_Job_
Copy out the listing exactly.

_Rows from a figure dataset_
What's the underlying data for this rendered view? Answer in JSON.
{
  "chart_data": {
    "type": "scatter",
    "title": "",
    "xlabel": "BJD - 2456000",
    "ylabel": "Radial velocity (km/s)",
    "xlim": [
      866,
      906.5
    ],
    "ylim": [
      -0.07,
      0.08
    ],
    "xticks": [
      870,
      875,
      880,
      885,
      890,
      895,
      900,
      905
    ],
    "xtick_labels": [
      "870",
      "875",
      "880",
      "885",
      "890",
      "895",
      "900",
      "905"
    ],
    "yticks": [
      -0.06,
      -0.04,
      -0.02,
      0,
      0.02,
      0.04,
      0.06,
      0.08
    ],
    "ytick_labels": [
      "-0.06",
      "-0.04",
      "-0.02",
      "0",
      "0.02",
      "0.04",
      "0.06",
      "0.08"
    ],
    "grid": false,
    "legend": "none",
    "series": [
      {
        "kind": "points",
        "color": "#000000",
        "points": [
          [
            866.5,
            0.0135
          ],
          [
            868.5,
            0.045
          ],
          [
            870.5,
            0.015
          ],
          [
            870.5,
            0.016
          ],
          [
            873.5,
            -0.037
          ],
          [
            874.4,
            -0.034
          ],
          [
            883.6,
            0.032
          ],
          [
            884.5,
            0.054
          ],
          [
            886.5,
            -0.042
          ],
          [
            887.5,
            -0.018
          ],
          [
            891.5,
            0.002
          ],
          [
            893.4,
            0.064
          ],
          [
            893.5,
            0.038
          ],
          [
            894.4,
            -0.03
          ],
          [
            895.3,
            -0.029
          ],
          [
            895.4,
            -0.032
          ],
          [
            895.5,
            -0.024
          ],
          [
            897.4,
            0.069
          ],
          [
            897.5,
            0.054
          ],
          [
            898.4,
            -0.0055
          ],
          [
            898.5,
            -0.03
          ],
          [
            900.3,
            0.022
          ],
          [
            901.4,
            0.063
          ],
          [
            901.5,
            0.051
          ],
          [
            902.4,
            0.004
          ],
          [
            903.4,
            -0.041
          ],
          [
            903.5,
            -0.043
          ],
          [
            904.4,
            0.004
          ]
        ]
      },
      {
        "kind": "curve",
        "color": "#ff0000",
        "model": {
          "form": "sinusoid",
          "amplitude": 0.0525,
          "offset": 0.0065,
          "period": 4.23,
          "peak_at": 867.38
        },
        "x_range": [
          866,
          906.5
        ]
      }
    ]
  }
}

_Solution to this problem_
What's the underlying data for this rendered view? Answer in JSON.
{
  "chart_data": {
    "type": "scatter",
    "title": "",
    "xlabel": "BJD - 2456000",
    "ylabel": "Radial velocity (km/s)",
    "xlim": [
      866,
      906.5
    ],
    "ylim": [
      -0.07,
      0.08
    ],
    "xticks": [
      870,
      875,
      880,
      885,
      890,
      895,
      900,
      905
    ],
    "xtick_labels": [
      "870",
      "875",
      "880",
      "885",
      "890",
      "895",
      "900",
      "905"
    ],
    "yticks": [
      -0.06,
      -0.04,
      -0.02,
      0,
      0.02,
      0.04,
      0.06,
      0.08
    ],
    "ytick_labels": [
      "-0.06",
      "-0.04",
      "-0.02",
      "0",
      "0.02",
      "0.04",
      "0.06",
      "0.08"
    ],
    "grid": false,
    "legend": "none",
    "series": [
      {
        "kind": "points",
        "color": "#000000",
        "points": [
          [
            866.5,
            0.0135
          ],
          [
            868.5,
            0.045
          ],
          [
            870.5,
            0.015
          ],
          [
            870.5,
            0.016
          ],
          [
            873.5,
            -0.037
          ],
          [
            874.4,
            -0.034
          ],
          [
            883.6,
            0.032
          ],
          [
            884.5,
            0.054
          ],
          [
            886.5,
            -0.042
          ],
          [
            887.5,
            -0.018
          ],
          [
            891.5,
            0.002
          ],
          [
            893.4,
            0.064
          ],
          [
            893.5,
            0.038
          ],
          [
            894.4,
            -0.03
          ],
          [
            895.3,
            -0.029
          ],
          [
            895.4,
            -0.032
          ],
          [
            895.5,
            -0.024
          ],
          [
            897.4,
            0.069
          ],
          [
            897.5,
            0.054
          ],
          [
            898.4,
            -0.0055
          ],
          [
            898.5,
            -0.03
          ],
          [
            900.3,
            0.022
          ],
          [
            901.4,
            0.063
          ],
          [
            901.5,
            0.051
          ],
          [
            902.4,
            0.004
          ],
          [
            903.4,
            -0.041
          ],
          [
            903.5,
            -0.043
          ],
          [
            904.4,
            0.004
          ]
        ]
      },
      {
        "kind": "curve",
        "color": "#ff0000",
        "model": {
          "form": "sinusoid",
          "amplitude": 0.0525,
          "offset": 0.0065,
          "period": 4.23,
          "peak_at": 867.38
        },
        "x_range": [
          866,
          906.5
        ]
      }
    ]
  }
}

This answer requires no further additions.